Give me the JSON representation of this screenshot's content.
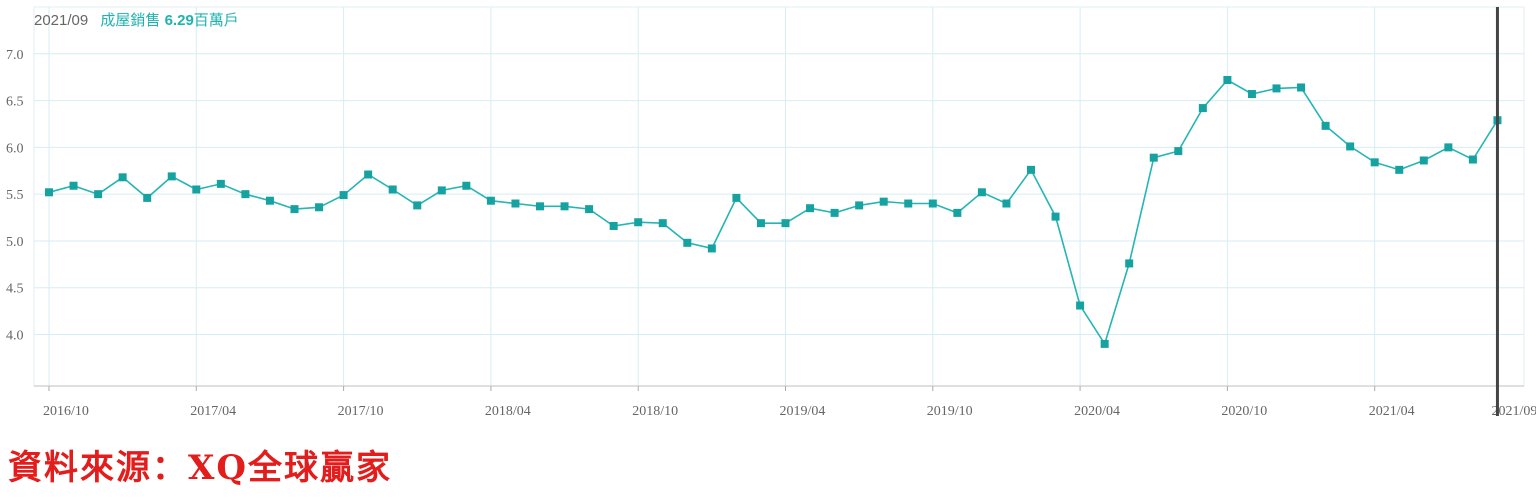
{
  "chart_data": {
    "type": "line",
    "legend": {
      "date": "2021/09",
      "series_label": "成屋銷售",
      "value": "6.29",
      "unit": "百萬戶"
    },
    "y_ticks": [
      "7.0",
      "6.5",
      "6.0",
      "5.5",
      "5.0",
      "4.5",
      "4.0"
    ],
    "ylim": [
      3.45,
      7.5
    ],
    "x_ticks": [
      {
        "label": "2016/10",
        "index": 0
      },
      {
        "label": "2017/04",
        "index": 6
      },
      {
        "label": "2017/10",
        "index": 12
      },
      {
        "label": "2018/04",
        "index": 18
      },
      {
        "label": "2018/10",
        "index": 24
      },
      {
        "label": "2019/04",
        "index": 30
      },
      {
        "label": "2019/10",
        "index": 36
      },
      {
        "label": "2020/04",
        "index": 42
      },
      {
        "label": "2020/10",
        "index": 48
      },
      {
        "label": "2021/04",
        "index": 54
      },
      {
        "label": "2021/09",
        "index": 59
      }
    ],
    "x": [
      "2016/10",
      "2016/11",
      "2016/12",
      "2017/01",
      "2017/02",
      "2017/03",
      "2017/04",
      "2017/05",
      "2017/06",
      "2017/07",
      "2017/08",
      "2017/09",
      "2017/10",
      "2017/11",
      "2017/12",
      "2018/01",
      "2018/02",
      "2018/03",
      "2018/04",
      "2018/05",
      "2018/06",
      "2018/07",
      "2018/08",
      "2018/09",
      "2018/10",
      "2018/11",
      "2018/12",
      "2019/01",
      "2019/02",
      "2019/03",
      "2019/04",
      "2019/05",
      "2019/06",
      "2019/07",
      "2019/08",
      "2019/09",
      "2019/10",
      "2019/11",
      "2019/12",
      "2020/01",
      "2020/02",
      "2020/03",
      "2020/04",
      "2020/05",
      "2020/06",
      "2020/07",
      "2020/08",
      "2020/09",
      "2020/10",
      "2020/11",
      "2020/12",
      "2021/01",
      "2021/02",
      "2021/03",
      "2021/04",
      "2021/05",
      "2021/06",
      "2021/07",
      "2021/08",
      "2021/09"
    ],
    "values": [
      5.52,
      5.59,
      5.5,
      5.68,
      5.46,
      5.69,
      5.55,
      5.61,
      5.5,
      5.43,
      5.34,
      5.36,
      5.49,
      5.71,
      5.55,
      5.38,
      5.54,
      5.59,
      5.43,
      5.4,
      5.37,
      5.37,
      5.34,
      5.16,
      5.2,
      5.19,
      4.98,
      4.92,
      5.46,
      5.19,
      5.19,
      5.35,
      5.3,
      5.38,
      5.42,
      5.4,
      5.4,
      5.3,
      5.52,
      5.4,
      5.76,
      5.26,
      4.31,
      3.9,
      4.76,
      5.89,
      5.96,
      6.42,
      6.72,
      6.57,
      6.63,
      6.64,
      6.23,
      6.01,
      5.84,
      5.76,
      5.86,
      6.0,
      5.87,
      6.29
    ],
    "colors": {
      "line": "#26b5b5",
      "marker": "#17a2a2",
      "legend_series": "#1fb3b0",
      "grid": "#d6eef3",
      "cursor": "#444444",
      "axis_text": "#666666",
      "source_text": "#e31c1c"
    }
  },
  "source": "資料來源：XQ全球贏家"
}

▶ _Exercise goal_:
Above are the records. Copy every line in them holding "index".

▶ _Exercise result_:
        "index": 0
        "index": 6
        "index": 12
        "index": 18
        "index": 24
        "index": 30
        "index": 36
        "index": 42
        "index": 48
        "index": 54
        "index": 59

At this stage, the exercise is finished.